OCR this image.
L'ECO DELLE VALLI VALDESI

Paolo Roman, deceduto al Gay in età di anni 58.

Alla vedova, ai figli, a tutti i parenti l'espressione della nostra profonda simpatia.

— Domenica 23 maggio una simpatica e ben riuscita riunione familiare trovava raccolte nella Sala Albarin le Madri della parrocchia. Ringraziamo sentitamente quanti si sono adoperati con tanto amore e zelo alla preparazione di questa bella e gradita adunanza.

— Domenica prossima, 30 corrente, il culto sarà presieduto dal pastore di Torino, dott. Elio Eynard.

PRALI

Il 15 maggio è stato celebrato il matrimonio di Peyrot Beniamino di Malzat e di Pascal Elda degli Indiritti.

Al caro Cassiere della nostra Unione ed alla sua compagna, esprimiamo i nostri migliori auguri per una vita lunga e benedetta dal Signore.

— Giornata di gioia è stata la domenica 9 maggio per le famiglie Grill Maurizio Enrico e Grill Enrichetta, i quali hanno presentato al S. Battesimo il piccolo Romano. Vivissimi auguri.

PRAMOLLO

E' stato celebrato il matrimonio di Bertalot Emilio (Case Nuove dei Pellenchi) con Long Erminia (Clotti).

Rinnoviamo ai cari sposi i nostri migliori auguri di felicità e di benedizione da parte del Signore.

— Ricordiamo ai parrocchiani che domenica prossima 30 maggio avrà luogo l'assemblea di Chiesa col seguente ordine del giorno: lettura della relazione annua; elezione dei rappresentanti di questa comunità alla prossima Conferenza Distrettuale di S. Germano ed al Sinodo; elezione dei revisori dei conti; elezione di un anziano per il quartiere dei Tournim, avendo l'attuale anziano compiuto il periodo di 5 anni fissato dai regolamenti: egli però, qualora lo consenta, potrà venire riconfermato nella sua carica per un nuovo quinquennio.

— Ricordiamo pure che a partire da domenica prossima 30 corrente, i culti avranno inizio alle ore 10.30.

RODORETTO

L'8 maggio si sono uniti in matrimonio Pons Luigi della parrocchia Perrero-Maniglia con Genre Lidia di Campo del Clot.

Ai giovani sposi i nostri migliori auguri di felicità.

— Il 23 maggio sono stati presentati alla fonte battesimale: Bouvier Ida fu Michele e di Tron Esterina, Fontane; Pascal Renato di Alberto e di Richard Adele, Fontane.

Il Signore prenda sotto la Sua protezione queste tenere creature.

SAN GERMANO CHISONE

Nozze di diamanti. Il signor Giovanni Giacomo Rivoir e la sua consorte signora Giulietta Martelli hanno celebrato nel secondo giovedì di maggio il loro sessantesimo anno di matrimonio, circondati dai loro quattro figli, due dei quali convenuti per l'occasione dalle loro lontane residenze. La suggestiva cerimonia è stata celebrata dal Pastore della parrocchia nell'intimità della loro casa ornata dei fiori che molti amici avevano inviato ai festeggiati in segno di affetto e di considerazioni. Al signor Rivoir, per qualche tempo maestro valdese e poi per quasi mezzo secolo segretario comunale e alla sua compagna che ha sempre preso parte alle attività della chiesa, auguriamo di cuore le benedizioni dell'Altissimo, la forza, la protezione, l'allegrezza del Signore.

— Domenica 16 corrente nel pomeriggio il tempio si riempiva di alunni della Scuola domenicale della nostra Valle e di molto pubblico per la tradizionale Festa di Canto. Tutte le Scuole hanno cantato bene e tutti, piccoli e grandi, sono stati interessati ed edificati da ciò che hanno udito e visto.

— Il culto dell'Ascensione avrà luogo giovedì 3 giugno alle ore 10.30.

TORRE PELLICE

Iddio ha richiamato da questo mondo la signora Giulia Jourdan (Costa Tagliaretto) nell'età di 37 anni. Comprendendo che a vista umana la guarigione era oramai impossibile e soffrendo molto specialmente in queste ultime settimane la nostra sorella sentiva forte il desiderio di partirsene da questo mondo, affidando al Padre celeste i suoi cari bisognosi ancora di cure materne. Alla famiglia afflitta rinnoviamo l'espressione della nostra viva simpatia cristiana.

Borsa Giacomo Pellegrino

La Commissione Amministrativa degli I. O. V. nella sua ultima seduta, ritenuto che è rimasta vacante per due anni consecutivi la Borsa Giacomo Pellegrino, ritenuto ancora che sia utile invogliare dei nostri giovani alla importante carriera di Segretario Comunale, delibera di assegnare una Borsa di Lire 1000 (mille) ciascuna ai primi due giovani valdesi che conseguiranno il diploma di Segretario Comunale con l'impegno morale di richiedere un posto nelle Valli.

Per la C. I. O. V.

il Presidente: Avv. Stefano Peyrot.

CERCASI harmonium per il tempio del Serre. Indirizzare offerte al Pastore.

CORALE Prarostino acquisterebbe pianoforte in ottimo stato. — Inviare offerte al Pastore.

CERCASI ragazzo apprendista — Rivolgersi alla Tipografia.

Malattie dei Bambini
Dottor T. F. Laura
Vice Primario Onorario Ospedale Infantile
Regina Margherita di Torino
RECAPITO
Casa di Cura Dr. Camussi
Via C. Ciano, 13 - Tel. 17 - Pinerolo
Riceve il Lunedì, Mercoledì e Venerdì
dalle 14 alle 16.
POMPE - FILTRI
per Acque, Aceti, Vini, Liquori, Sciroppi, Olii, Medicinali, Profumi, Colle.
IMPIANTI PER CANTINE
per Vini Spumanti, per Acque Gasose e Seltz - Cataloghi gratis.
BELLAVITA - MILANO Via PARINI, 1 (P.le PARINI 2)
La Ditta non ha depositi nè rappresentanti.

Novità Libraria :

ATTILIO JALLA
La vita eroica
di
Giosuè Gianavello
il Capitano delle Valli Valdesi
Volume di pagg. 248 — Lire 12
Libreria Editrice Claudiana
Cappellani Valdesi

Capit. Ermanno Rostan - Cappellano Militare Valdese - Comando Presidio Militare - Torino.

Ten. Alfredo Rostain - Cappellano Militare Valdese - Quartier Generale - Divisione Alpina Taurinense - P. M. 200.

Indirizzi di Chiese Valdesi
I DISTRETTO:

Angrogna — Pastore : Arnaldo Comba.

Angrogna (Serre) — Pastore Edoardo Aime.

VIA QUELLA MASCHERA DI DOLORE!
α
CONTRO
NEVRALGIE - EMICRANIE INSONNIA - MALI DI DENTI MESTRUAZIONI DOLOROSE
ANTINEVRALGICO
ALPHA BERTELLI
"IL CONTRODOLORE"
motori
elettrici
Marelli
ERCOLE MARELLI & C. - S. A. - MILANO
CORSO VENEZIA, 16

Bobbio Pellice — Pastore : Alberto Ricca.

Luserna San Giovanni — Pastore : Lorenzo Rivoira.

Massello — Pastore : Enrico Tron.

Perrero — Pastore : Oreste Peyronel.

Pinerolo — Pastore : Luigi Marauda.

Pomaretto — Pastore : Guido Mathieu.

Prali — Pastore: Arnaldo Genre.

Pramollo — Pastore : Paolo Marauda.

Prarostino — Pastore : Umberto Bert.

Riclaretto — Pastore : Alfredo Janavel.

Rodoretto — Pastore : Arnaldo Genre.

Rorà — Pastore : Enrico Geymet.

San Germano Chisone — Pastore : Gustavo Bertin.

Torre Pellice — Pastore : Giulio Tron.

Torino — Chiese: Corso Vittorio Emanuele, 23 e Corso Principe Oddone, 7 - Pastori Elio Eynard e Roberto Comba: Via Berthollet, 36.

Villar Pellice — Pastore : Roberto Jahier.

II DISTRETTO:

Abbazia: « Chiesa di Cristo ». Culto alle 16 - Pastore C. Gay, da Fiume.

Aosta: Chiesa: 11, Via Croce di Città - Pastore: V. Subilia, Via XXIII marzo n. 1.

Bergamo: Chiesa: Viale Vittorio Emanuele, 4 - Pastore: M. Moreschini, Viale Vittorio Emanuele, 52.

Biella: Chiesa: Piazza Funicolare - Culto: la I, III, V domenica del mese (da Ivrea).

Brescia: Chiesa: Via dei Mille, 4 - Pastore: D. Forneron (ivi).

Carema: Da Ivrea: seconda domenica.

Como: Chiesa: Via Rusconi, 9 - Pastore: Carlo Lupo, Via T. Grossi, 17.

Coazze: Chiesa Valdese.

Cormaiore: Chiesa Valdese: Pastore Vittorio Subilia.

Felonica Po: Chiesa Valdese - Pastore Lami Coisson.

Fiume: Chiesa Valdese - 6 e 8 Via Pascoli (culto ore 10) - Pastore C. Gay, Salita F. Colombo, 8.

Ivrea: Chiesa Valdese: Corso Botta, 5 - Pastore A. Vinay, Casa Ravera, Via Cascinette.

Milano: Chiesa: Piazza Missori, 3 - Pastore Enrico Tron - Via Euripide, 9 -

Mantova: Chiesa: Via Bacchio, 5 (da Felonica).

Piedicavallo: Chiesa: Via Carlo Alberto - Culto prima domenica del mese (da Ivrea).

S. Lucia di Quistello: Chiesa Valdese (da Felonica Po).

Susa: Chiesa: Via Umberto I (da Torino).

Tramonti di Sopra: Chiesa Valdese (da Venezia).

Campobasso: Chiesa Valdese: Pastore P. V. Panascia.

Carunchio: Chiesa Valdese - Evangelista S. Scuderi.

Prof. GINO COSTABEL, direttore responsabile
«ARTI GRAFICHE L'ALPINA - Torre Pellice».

______

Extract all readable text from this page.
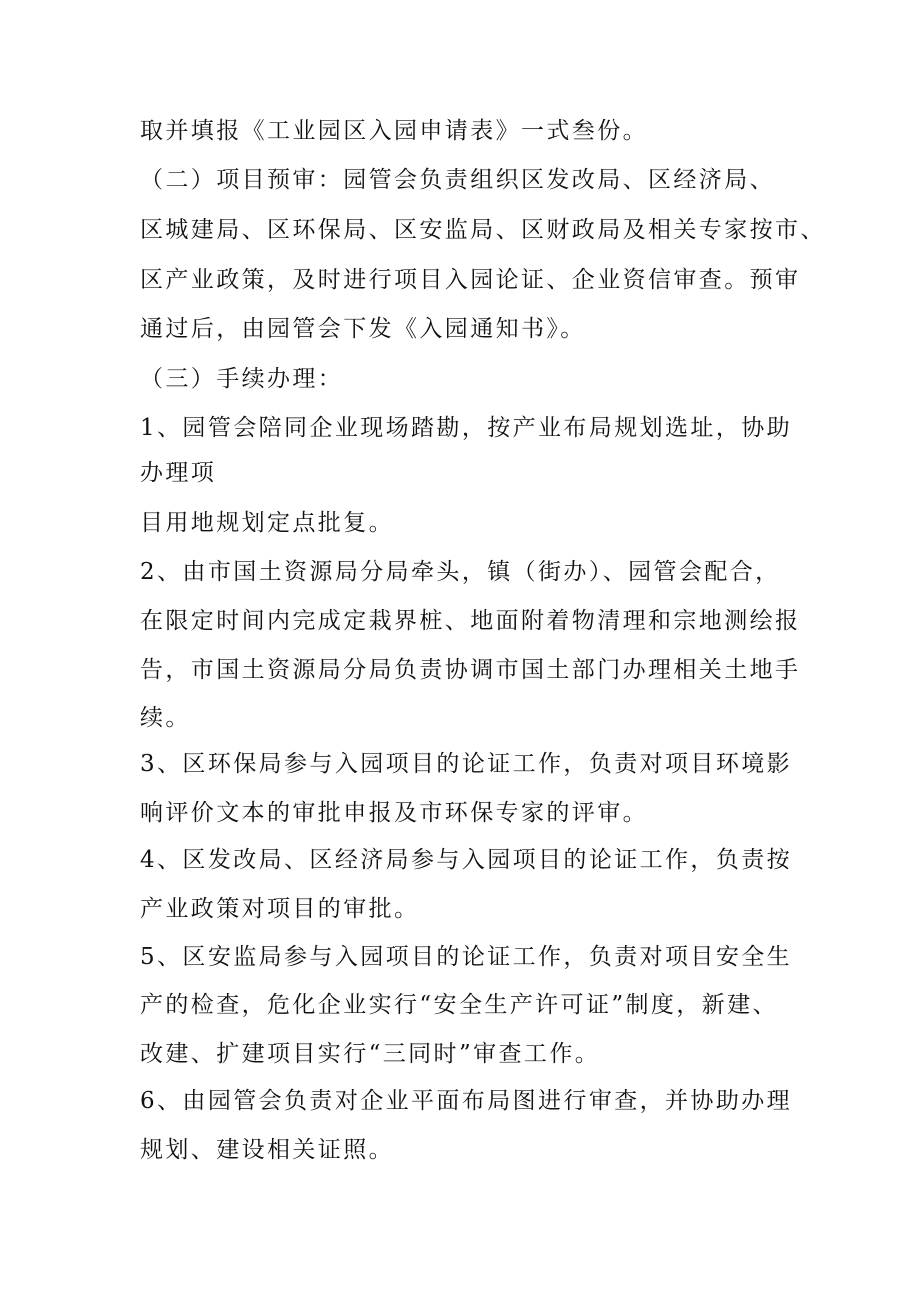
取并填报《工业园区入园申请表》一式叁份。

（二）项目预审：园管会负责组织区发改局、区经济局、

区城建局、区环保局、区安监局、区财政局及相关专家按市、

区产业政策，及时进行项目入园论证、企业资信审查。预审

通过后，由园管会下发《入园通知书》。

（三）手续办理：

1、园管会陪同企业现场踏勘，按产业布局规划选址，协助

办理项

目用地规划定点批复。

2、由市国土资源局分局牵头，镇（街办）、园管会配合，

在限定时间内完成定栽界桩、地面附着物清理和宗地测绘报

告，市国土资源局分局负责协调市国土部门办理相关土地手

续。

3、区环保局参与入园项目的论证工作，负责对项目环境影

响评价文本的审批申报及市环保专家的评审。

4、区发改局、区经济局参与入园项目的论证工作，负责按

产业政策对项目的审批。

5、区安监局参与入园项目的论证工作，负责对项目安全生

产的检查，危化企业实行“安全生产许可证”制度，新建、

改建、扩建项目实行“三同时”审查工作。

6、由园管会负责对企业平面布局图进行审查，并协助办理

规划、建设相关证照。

______

**Exercise objective:**
Go through the listing above and return every line where the word "Elio" occurs.

**Solution for this task:**
— Domenica prossima, 30 corrente, il culto sarà presieduto dal pastore di Torino, dott. Elio Eynard.
Torino — Chiese: Corso Vittorio Emanuele, 23 e Corso Principe Oddone, 7 - Pastori Elio Eynard e Roberto Comba: Via Berthollet, 36.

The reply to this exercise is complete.